## TASK INSTRUCTIONS
Send each entry back exactly as given, pictures excluded.

Data records
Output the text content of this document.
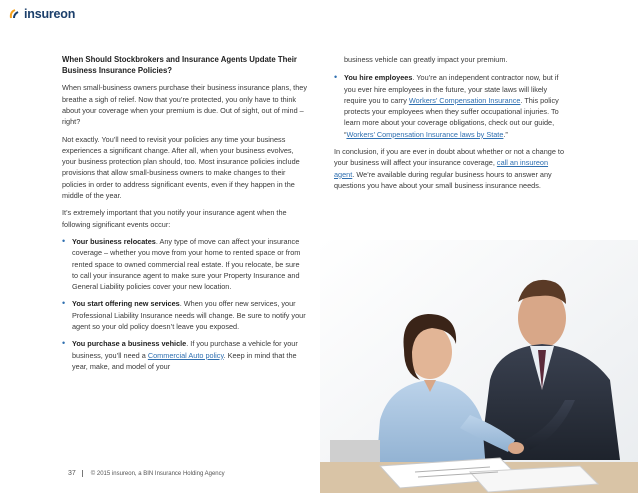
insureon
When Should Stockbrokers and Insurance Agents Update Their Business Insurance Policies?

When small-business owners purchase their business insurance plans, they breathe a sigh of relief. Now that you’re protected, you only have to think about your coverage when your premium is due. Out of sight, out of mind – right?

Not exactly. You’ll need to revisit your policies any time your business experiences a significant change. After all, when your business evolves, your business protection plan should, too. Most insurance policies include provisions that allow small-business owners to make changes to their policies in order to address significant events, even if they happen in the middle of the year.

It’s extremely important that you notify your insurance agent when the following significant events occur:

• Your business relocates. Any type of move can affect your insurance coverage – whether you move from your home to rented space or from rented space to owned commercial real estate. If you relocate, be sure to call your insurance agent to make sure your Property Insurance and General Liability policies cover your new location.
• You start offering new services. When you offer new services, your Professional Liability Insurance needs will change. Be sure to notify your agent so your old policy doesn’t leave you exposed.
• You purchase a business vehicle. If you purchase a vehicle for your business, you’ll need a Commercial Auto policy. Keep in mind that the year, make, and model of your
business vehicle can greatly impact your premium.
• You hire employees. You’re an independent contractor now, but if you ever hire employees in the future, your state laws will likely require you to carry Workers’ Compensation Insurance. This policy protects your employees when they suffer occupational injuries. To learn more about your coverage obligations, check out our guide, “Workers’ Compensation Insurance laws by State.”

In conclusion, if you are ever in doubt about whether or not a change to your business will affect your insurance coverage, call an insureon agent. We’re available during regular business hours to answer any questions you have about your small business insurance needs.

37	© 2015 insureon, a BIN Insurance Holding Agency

## FINISHED EXERCISE
Output the text content of this document.
insureon
When Should Stockbrokers and Insurance Agents Update Their Business Insurance Policies?

When small-business owners purchase their business insurance plans, they breathe a sigh of relief. Now that you’re protected, you only have to think about your coverage when your premium is due. Out of sight, out of mind – right?

Not exactly. You’ll need to revisit your policies any time your business experiences a significant change. After all, when your business evolves, your business protection plan should, too. Most insurance policies include provisions that allow small-business owners to make changes to their policies in order to address significant events, even if they happen in the middle of the year.

It’s extremely important that you notify your insurance agent when the following significant events occur:

• Your business relocates. Any type of move can affect your insurance coverage – whether you move from your home to rented space or from rented space to owned commercial real estate. If you relocate, be sure to call your insurance agent to make sure your Property Insurance and General Liability policies cover your new location.
• You start offering new services. When you offer new services, your Professional Liability Insurance needs will change. Be sure to notify your agent so your old policy doesn’t leave you exposed.
• You purchase a business vehicle. If you purchase a vehicle for your business, you’ll need a Commercial Auto policy. Keep in mind that the year, make, and model of your
business vehicle can greatly impact your premium.
• You hire employees. You’re an independent contractor now, but if you ever hire employees in the future, your state laws will likely require you to carry Workers’ Compensation Insurance. This policy protects your employees when they suffer occupational injuries. To learn more about your coverage obligations, check out our guide, “Workers’ Compensation Insurance laws by State.”

In conclusion, if you are ever in doubt about whether or not a change to your business will affect your insurance coverage, call an insureon agent. We’re available during regular business hours to answer any questions you have about your small business insurance needs.

37	© 2015 insureon, a BIN Insurance Holding Agency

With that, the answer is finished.